Stored records
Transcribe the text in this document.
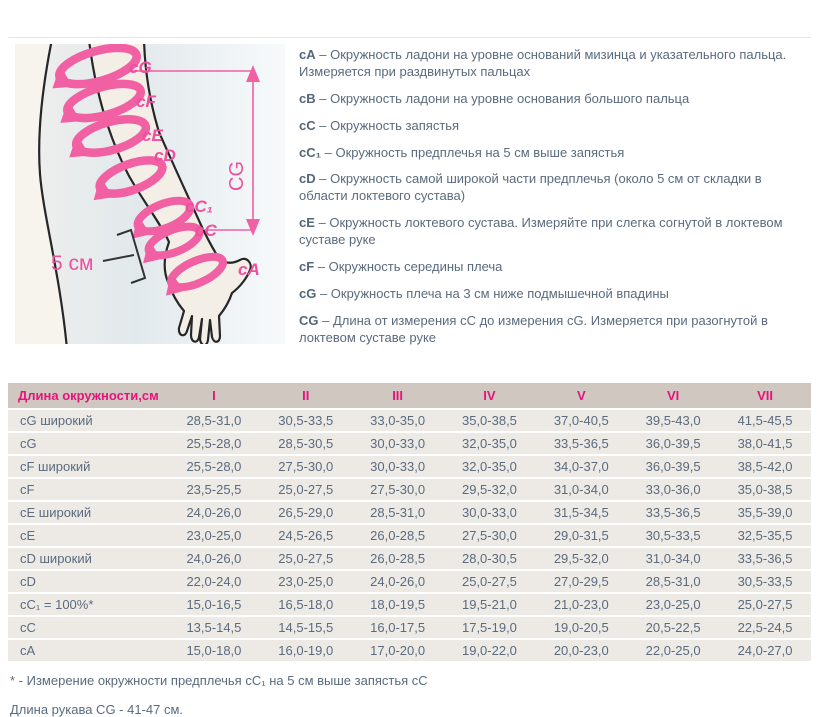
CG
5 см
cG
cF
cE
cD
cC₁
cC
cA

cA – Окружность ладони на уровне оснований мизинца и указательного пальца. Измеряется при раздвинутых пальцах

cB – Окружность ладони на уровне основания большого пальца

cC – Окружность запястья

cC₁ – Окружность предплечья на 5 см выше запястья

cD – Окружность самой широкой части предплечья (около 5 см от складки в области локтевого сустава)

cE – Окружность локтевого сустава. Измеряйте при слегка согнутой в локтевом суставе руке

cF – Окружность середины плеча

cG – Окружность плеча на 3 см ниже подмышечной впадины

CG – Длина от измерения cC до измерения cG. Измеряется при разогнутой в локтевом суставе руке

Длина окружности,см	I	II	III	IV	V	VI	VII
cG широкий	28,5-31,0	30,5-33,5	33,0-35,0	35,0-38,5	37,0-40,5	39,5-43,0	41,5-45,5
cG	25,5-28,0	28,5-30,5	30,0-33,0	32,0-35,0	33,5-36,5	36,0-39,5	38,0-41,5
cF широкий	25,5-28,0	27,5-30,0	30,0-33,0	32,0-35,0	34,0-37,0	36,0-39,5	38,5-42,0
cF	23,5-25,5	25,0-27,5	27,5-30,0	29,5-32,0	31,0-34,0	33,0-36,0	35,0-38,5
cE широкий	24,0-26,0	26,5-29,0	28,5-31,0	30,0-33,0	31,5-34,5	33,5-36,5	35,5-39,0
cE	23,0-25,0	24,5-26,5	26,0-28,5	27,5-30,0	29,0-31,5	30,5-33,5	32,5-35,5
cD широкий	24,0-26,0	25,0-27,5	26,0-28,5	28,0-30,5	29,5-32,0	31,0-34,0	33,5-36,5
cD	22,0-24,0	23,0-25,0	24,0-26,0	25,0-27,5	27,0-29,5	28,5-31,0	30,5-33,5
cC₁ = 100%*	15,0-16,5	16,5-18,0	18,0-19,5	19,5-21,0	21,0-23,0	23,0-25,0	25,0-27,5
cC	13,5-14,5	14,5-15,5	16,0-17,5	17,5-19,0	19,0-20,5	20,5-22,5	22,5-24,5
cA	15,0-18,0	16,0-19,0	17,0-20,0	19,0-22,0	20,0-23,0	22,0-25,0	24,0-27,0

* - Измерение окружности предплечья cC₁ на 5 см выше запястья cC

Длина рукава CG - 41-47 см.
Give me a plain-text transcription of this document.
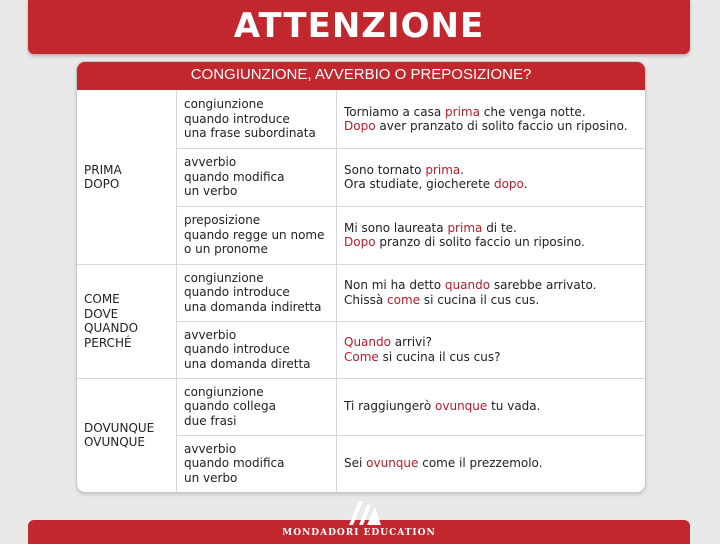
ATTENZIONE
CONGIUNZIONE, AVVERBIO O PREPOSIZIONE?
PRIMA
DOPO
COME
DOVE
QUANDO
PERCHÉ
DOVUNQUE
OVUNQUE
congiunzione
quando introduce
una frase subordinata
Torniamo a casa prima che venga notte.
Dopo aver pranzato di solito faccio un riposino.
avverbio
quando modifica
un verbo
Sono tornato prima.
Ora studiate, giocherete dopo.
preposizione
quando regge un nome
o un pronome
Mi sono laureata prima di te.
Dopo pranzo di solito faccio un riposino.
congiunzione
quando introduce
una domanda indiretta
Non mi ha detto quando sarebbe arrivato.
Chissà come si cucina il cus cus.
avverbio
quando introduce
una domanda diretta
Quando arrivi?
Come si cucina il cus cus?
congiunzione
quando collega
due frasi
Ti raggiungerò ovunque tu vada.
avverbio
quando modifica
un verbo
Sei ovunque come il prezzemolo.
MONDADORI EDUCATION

DIRECTIONS →
Pictures must be left out. Repeat exactly the lines from the one containing "Give me a plain-text" through the final line of the data.

COMPLETE OUTPUT →
Give me a plain-text transcription of this document.
ATTENZIONE
CONGIUNZIONE, AVVERBIO O PREPOSIZIONE?
PRIMA
DOPO
COME
DOVE
QUANDO
PERCHÉ
DOVUNQUE
OVUNQUE
congiunzione
quando introduce
una frase subordinata
Torniamo a casa prima che venga notte.
Dopo aver pranzato di solito faccio un riposino.
avverbio
quando modifica
un verbo
Sono tornato prima.
Ora studiate, giocherete dopo.
preposizione
quando regge un nome
o un pronome
Mi sono laureata prima di te.
Dopo pranzo di solito faccio un riposino.
congiunzione
quando introduce
una domanda indiretta
Non mi ha detto quando sarebbe arrivato.
Chissà come si cucina il cus cus.
avverbio
quando introduce
una domanda diretta
Quando arrivi?
Come si cucina il cus cus?
congiunzione
quando collega
due frasi
Ti raggiungerò ovunque tu vada.
avverbio
quando modifica
un verbo
Sei ovunque come il prezzemolo.
MONDADORI EDUCATION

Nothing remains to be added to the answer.